• What this task involves:
Go through the entries below and copy each line containing the word "pourrait".

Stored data
-------------------------

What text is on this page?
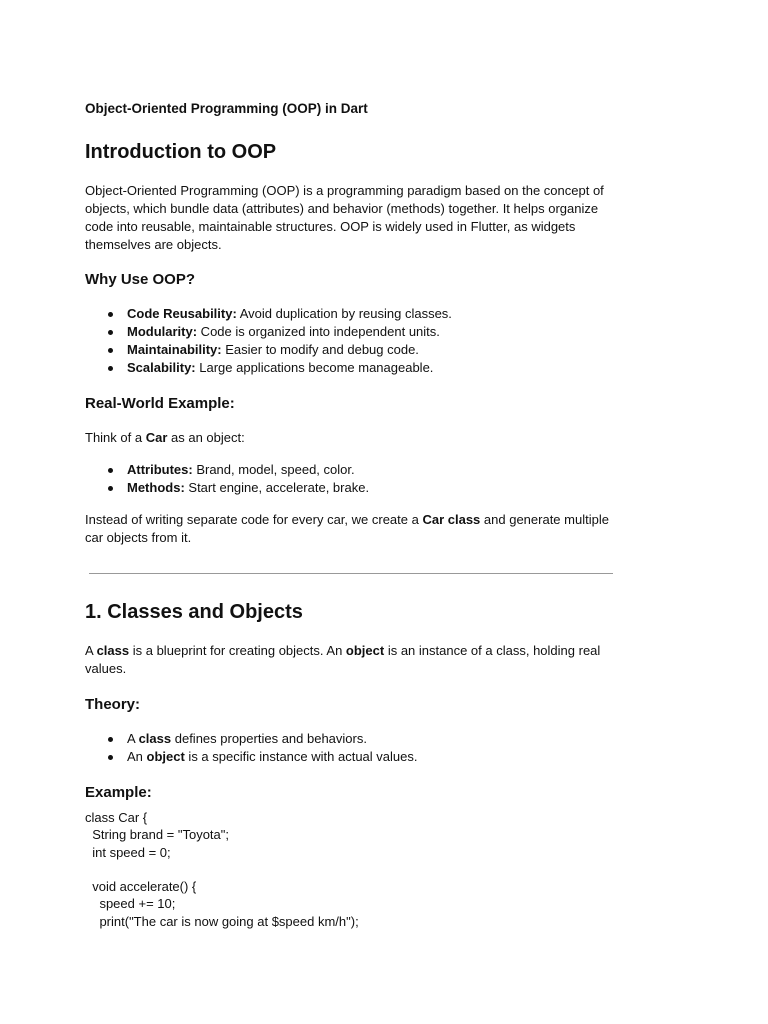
Object-Oriented Programming (OOP) in Dart
Introduction to OOP
Object-Oriented Programming (OOP) is a programming paradigm based on the concept of
objects, which bundle data (attributes) and behavior (methods) together. It helps organize
code into reusable, maintainable structures. OOP is widely used in Flutter, as widgets
themselves are objects.
Why Use OOP?
Code Reusability: Avoid duplication by reusing classes.
Modularity: Code is organized into independent units.
Maintainability: Easier to modify and debug code.
Scalability: Large applications become manageable.
Real-World Example:
Think of a Car as an object:
Attributes: Brand, model, speed, color.
Methods: Start engine, accelerate, brake.
Instead of writing separate code for every car, we create a Car class and generate multiple
car objects from it.
1. Classes and Objects
A class is a blueprint for creating objects. An object is an instance of a class, holding real
values.
Theory:
A class defines properties and behaviors.
An object is a specific instance with actual values.
Example:
class Car {
String brand = "Toyota";
int speed = 0;

void accelerate() {
speed += 10;
print("The car is now going at $speed km/h");
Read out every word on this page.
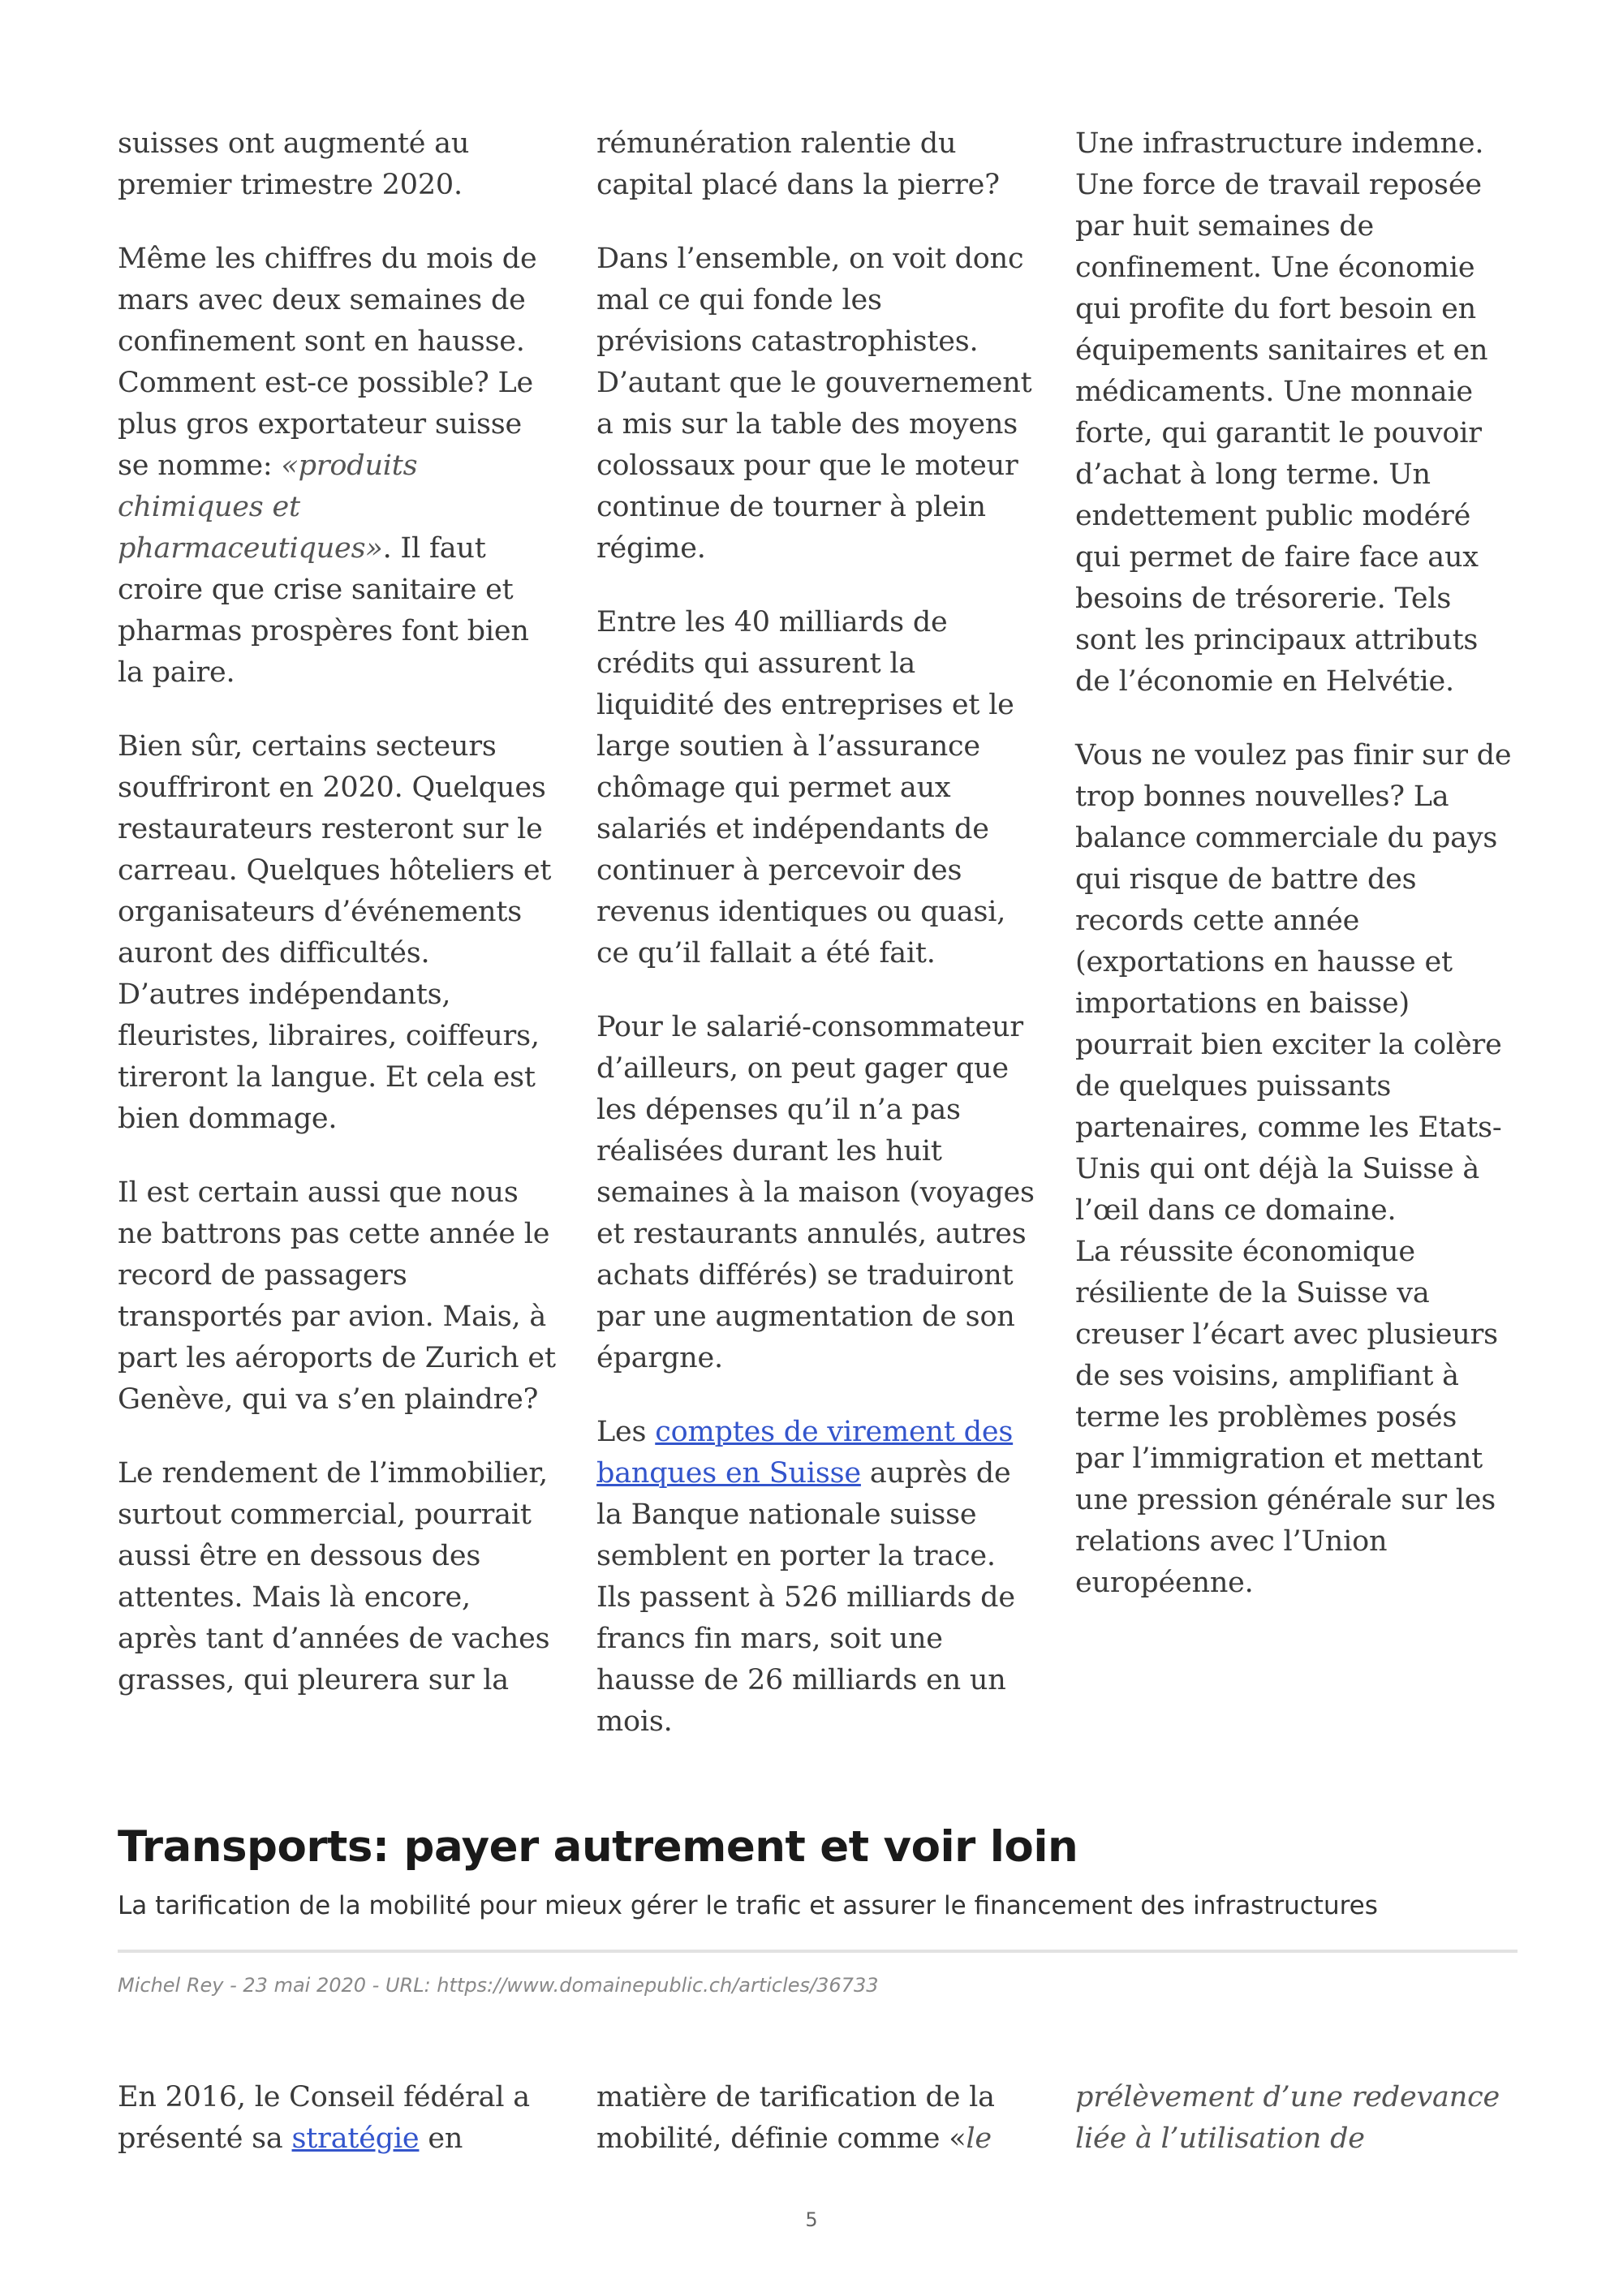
suisses ont augmenté au premier trimestre 2020.

Même les chiffres du mois de mars avec deux semaines de confinement sont en hausse. Comment est-ce possible? Le plus gros exportateur suisse se nomme: «produits chimiques et pharmaceutiques». Il faut croire que crise sanitaire et pharmas prospères font bien la paire.

Bien sûr, certains secteurs souffriront en 2020. Quelques restaurateurs resteront sur le carreau. Quelques hôteliers et organisateurs d’événements auront des difficultés. D’autres indépendants, fleuristes, libraires, coiffeurs, tireront la langue. Et cela est bien dommage.

Il est certain aussi que nous ne battrons pas cette année le record de passagers transportés par avion. Mais, à part les aéroports de Zurich et Genève, qui va s’en plaindre?

Le rendement de l’immobilier, surtout commercial, pourrait aussi être en dessous des attentes. Mais là encore, après tant d’années de vaches grasses, qui pleurera sur la

rémunération ralentie du capital placé dans la pierre?

Dans l’ensemble, on voit donc mal ce qui fonde les prévisions catastrophistes. D’autant que le gouvernement a mis sur la table des moyens colossaux pour que le moteur continue de tourner à plein régime.

Entre les 40 milliards de crédits qui assurent la liquidité des entreprises et le large soutien à l’assurance chômage qui permet aux salariés et indépendants de continuer à percevoir des revenus identiques ou quasi, ce qu’il fallait a été fait.

Pour le salarié-consommateur d’ailleurs, on peut gager que les dépenses qu’il n’a pas réalisées durant les huit semaines à la maison (voyages et restaurants annulés, autres achats différés) se traduiront par une augmentation de son épargne.

Les comptes de virement des banques en Suisse auprès de la Banque nationale suisse semblent en porter la trace. Ils passent à 526 milliards de francs fin mars, soit une hausse de 26 milliards en un mois.

Une infrastructure indemne. Une force de travail reposée par huit semaines de confinement. Une économie qui profite du fort besoin en équipements sanitaires et en médicaments. Une monnaie forte, qui garantit le pouvoir d’achat à long terme. Un endettement public modéré qui permet de faire face aux besoins de trésorerie. Tels sont les principaux attributs de l’économie en Helvétie.

Vous ne voulez pas finir sur de trop bonnes nouvelles? La balance commerciale du pays qui risque de battre des records cette année (exportations en hausse et importations en baisse) pourrait bien exciter la colère de quelques puissants partenaires, comme les Etats-Unis qui ont déjà la Suisse à l’œil dans ce domaine.

La réussite économique résiliente de la Suisse va creuser l’écart avec plusieurs de ses voisins, amplifiant à terme les problèmes posés par l’immigration et mettant une pression générale sur les relations avec l’Union européenne.

Transports: payer autrement et voir loin

La tarification de la mobilité pour mieux gérer le trafic et assurer le financement des infrastructures

Michel Rey - 23 mai 2020 - URL: https://www.domainepublic.ch/articles/36733

En 2016, le Conseil fédéral a présenté sa stratégie en

matière de tarification de la mobilité, définie comme «le

prélèvement d’une redevance liée à l’utilisation de

5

-------------------------

• Exercise response:
Le rendement de l’immobilier, surtout commercial, pourrait aussi être en dessous des attentes. Mais là encore, après tant d’années de vaches grasses, qui pleurera sur la
Vous ne voulez pas finir sur de trop bonnes nouvelles? La balance commerciale du pays qui risque de battre des records cette année (exportations en hausse et importations en baisse) pourrait bien exciter la colère de quelques puissants partenaires, comme les Etats-Unis qui ont déjà la Suisse à l’œil dans ce domaine.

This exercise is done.